● ROWS:

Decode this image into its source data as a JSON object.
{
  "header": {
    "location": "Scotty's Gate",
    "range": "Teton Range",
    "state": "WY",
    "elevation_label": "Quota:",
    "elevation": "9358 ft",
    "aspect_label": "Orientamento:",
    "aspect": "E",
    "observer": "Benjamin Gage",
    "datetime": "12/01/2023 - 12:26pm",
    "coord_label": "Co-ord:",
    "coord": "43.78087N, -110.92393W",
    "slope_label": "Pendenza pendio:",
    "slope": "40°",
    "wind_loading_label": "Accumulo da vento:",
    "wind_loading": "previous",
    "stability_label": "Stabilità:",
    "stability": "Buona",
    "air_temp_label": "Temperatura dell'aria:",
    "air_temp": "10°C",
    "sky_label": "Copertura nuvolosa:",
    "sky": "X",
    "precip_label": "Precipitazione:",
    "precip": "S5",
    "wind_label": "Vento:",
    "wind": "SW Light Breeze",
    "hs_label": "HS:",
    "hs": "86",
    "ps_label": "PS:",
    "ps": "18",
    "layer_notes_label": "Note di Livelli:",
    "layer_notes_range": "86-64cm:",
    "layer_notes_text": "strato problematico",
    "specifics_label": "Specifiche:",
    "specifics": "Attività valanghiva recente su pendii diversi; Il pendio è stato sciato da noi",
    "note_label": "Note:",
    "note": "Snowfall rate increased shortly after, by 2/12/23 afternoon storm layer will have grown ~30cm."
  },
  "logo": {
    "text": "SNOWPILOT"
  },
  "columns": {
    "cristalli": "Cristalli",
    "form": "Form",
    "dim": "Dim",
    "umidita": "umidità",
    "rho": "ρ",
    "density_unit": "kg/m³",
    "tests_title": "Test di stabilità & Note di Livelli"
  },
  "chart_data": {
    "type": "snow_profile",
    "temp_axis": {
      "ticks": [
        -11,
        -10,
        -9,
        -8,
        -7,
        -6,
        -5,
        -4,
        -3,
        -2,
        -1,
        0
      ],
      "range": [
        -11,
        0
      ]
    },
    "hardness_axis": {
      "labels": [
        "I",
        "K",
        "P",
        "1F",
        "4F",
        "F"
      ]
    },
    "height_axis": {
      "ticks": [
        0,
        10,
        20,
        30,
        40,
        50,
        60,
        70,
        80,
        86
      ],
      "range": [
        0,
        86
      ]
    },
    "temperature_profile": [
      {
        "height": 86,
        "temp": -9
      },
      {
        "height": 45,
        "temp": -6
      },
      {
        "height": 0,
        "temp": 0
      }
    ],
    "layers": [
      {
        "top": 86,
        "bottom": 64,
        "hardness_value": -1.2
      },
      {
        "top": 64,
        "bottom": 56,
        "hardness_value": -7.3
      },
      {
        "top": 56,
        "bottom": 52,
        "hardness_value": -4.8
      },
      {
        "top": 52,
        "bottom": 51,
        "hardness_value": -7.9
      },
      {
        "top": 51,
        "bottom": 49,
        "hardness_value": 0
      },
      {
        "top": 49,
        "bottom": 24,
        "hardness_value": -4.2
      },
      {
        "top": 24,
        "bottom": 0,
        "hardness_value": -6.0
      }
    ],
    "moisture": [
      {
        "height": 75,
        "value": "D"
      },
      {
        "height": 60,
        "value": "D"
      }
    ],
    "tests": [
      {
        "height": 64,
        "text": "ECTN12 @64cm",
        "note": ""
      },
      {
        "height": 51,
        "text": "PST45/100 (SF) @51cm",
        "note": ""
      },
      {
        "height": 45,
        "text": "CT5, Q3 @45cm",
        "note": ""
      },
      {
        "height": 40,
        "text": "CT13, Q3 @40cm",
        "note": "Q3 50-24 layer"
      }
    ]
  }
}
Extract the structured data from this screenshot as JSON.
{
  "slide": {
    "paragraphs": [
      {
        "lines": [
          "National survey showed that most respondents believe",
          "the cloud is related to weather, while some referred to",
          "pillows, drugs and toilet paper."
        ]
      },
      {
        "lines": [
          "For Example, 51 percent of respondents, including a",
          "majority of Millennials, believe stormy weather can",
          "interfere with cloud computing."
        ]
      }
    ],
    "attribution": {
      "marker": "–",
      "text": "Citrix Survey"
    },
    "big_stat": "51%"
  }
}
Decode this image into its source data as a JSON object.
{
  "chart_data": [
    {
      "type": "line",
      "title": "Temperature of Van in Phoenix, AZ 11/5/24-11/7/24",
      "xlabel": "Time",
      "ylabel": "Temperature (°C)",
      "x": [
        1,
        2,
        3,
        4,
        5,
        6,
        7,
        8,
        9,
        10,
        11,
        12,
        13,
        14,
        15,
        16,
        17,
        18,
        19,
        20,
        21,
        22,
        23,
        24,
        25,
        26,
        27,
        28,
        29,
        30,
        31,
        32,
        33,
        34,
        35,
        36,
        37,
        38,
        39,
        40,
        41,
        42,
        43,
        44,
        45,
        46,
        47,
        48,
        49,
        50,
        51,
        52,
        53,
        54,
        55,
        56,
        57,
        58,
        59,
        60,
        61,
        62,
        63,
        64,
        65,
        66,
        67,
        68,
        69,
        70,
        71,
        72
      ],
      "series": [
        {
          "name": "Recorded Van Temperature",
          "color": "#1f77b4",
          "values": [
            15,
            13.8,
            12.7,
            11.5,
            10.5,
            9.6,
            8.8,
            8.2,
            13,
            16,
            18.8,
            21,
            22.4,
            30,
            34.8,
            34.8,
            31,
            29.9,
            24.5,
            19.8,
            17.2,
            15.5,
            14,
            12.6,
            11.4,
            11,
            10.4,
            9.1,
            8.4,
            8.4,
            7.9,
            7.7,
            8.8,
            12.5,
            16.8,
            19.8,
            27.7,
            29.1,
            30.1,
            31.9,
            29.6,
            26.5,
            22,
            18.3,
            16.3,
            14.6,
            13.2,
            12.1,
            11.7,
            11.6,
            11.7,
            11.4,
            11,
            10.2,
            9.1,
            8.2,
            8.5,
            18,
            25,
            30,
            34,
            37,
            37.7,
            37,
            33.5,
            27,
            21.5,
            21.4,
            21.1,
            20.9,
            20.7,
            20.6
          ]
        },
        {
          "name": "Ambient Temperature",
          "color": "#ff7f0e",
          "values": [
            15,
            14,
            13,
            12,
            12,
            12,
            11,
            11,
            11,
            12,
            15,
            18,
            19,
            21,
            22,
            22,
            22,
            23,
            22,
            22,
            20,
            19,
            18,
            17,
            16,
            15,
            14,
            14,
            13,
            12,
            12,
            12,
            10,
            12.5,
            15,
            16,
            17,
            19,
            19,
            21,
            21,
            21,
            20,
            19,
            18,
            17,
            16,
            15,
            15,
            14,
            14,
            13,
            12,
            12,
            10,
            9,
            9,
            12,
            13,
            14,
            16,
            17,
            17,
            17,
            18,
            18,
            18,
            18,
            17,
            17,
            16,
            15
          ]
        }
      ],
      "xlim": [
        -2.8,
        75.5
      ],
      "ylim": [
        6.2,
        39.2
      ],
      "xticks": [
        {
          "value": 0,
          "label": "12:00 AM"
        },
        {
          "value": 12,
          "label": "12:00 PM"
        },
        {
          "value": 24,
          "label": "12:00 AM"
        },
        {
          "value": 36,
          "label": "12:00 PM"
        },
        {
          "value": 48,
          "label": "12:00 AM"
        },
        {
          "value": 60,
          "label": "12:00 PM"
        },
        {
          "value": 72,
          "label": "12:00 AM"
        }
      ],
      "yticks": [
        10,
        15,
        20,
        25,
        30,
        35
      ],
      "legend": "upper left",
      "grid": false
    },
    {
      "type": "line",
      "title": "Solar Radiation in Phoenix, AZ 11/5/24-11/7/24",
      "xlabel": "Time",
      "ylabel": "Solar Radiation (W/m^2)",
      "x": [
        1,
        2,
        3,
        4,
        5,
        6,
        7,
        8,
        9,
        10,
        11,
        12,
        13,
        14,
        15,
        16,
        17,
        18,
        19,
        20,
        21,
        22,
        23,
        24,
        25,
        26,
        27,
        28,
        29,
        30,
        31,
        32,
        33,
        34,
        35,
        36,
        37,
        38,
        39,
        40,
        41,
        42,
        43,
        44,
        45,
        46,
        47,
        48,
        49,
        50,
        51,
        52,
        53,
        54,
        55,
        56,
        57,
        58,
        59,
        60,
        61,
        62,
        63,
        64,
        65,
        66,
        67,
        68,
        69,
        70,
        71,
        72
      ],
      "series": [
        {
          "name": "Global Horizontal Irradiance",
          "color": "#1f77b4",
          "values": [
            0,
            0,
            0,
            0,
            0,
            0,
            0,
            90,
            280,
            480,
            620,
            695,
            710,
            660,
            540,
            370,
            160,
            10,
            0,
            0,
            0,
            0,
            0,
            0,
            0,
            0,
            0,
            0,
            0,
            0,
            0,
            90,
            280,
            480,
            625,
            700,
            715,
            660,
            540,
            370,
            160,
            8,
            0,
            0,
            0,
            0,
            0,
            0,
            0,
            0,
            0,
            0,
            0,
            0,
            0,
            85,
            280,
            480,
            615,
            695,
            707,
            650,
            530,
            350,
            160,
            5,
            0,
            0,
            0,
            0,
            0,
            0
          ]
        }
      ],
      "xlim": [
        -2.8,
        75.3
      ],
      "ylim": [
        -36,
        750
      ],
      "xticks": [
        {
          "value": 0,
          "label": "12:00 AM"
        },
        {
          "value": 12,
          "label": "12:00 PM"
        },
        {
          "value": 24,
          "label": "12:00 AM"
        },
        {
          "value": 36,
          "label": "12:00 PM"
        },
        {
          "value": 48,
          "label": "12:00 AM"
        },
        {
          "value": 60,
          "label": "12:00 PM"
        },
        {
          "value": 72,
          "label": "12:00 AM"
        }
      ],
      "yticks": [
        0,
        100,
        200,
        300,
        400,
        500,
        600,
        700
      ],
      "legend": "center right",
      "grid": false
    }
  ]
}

● TASK DESCRIPTION: Select the lines from the entries that include the word "bottom".

● TASK ANSWER:
        "bottom": 64,
        "bottom": 56,
        "bottom": 52,
        "bottom": 51,
        "bottom": 49,
        "bottom": 24,
        "bottom": 0,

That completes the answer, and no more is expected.